Task instructions -> Scan the records for the string "TALIS"; copy each line where it occurs.

**** Material to process ****

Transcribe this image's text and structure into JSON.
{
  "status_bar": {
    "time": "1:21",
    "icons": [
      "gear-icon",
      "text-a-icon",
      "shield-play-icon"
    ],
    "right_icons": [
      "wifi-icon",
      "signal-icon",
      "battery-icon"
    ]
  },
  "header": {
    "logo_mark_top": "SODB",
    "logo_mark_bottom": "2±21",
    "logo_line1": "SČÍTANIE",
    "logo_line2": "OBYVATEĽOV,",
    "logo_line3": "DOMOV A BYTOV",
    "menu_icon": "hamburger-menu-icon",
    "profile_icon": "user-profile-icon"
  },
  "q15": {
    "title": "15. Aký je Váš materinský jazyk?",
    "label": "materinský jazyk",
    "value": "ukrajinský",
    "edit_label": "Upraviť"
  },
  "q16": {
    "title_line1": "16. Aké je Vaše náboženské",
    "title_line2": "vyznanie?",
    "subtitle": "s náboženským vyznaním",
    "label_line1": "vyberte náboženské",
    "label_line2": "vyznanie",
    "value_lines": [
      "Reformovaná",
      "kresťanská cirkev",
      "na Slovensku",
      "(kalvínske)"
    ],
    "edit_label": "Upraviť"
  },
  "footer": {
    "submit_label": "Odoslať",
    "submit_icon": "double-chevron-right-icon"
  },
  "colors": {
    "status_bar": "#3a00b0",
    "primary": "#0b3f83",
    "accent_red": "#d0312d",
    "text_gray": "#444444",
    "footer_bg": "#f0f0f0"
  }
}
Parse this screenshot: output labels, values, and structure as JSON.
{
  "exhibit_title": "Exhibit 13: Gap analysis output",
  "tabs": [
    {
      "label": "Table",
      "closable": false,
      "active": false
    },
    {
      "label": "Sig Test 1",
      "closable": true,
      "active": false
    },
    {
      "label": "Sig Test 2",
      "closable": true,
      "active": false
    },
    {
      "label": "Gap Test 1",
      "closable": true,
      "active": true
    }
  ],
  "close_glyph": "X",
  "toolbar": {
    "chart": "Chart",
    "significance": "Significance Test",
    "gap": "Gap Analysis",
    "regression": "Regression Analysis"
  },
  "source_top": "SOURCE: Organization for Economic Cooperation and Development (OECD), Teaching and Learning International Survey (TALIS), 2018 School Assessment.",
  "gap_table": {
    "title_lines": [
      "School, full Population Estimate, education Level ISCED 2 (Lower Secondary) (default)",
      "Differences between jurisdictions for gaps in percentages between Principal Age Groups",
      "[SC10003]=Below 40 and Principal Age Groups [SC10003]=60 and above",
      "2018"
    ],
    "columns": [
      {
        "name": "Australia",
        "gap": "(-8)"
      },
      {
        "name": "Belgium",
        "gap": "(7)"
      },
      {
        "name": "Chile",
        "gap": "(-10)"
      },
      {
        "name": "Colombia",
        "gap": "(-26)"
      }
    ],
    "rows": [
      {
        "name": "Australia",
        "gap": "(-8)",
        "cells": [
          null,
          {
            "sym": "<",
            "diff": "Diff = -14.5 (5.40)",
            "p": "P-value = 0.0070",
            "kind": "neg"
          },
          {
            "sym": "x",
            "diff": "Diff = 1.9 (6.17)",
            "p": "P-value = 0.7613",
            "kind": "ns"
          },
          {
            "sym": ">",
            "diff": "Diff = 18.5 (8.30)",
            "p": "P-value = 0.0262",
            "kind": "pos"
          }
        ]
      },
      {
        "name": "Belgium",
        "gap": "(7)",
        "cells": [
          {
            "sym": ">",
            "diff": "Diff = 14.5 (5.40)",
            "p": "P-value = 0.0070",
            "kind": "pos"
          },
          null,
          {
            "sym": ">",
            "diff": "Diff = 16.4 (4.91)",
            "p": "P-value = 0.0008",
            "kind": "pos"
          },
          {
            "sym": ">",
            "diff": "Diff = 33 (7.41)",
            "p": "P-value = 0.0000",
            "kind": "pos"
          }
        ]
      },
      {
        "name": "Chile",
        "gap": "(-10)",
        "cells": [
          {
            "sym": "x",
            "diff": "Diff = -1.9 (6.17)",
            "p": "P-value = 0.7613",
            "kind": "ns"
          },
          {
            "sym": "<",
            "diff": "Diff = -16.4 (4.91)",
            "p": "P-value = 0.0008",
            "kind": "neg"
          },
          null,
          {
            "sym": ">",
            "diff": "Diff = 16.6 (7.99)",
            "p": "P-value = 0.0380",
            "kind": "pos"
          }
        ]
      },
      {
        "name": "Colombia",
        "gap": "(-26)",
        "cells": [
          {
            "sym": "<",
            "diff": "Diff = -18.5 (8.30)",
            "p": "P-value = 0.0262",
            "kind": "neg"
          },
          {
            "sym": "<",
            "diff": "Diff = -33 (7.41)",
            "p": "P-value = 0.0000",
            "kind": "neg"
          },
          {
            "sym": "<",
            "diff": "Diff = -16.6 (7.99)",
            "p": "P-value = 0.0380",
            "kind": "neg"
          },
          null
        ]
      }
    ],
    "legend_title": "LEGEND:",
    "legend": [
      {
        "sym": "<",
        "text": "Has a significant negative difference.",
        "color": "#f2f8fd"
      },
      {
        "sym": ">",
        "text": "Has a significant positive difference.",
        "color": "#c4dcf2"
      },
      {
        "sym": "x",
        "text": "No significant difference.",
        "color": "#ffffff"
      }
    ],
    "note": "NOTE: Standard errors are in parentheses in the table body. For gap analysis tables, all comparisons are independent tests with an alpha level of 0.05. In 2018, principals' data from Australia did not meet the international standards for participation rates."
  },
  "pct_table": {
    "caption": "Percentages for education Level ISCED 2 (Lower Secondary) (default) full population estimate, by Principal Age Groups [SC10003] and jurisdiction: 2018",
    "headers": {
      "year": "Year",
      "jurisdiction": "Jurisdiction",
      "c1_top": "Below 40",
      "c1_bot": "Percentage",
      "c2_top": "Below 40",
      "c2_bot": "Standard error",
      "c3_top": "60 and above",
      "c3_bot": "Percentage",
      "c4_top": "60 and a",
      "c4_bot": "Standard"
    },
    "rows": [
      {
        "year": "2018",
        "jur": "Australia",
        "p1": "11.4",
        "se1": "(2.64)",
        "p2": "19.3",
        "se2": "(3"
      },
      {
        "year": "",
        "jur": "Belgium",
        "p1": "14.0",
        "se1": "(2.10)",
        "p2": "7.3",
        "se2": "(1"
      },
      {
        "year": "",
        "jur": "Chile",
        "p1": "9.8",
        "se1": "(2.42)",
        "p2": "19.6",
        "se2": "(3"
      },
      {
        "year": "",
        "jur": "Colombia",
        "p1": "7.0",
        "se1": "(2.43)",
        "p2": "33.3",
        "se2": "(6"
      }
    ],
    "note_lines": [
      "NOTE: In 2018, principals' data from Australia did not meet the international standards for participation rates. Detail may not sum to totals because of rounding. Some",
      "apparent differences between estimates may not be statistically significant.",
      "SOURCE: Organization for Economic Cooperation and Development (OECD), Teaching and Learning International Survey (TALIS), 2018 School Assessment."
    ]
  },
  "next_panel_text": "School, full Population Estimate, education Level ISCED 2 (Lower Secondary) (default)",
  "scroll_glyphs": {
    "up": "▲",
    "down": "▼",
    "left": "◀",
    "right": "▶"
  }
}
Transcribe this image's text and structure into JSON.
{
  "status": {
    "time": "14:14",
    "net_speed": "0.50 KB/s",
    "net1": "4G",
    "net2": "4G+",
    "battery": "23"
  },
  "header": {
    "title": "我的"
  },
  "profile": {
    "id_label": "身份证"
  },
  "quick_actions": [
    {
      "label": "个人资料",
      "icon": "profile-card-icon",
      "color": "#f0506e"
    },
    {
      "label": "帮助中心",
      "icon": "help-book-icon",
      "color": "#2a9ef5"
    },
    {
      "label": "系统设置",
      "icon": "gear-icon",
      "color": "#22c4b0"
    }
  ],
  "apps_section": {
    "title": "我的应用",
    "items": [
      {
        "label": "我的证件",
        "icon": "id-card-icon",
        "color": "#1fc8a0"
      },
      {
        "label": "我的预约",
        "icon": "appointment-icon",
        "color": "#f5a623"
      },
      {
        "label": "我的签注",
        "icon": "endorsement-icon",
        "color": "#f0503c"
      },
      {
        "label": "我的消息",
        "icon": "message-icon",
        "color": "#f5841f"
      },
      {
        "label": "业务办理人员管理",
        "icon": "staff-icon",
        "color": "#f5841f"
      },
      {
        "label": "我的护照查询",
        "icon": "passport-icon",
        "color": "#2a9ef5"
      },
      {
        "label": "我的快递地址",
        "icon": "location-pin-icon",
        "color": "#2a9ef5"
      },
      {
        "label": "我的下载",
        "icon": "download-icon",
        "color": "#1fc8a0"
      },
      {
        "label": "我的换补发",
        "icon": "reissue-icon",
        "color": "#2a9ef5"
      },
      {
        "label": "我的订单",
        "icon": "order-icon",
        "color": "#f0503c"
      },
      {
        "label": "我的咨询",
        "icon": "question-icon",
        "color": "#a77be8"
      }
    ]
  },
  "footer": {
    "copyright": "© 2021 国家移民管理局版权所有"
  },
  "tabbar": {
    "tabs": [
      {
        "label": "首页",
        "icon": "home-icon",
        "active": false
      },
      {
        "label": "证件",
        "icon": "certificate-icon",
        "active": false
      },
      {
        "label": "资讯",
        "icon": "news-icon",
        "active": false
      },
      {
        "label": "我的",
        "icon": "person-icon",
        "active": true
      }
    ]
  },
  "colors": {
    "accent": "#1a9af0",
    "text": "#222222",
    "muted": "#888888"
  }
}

****

Task solution ->
  "source_top": "SOURCE: Organization for Economic Cooperation and Development (OECD), Teaching and Learning International Survey (TALIS), 2018 School Assessment.",
      "SOURCE: Organization for Economic Cooperation and Development (OECD), Teaching and Learning International Survey (TALIS), 2018 School Assessment."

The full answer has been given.